Data entries:
+ + + +

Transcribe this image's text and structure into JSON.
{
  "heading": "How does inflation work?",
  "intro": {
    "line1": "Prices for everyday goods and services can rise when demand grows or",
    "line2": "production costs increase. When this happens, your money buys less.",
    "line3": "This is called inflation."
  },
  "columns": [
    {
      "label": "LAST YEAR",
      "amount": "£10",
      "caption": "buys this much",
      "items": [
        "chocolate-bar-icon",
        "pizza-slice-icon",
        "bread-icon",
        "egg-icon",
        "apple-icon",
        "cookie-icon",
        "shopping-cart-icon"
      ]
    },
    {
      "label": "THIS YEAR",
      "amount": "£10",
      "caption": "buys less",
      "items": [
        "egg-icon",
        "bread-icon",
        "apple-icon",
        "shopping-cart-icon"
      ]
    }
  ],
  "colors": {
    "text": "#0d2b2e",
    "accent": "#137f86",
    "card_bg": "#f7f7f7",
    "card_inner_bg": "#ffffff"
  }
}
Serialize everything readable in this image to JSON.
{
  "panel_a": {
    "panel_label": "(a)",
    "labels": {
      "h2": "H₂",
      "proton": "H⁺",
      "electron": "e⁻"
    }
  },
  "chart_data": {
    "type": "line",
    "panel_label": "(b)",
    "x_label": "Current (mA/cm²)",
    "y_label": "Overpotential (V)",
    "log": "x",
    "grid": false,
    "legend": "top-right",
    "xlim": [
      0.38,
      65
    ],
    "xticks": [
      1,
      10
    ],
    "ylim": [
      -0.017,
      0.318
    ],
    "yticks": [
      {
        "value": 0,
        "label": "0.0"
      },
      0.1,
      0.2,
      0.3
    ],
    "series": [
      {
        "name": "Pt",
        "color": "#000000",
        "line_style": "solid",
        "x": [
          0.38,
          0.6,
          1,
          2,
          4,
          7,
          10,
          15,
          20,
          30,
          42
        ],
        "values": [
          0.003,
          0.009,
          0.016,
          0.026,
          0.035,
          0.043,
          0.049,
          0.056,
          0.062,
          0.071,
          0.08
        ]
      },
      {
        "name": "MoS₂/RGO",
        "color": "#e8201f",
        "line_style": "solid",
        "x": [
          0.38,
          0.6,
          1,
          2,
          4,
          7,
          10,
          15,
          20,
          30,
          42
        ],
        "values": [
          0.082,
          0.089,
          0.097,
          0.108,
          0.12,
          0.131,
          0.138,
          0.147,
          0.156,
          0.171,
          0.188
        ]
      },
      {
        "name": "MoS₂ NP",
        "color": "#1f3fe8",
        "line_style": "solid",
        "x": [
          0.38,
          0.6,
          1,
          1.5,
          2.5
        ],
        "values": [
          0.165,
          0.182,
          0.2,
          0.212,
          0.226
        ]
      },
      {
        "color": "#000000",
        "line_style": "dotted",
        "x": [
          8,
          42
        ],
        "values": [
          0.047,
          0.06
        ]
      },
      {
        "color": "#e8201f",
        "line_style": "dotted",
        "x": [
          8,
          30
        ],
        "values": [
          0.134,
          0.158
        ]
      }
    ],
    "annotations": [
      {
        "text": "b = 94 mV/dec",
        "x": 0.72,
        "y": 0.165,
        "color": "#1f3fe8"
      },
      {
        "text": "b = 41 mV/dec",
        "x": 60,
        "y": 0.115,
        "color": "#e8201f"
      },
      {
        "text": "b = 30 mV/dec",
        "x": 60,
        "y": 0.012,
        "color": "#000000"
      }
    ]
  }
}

+ + + +

* DIRECTIONS FOR THIS TASK
Report only the number of lines in the records that include the word "image".

* CORRECT OUTPUT
2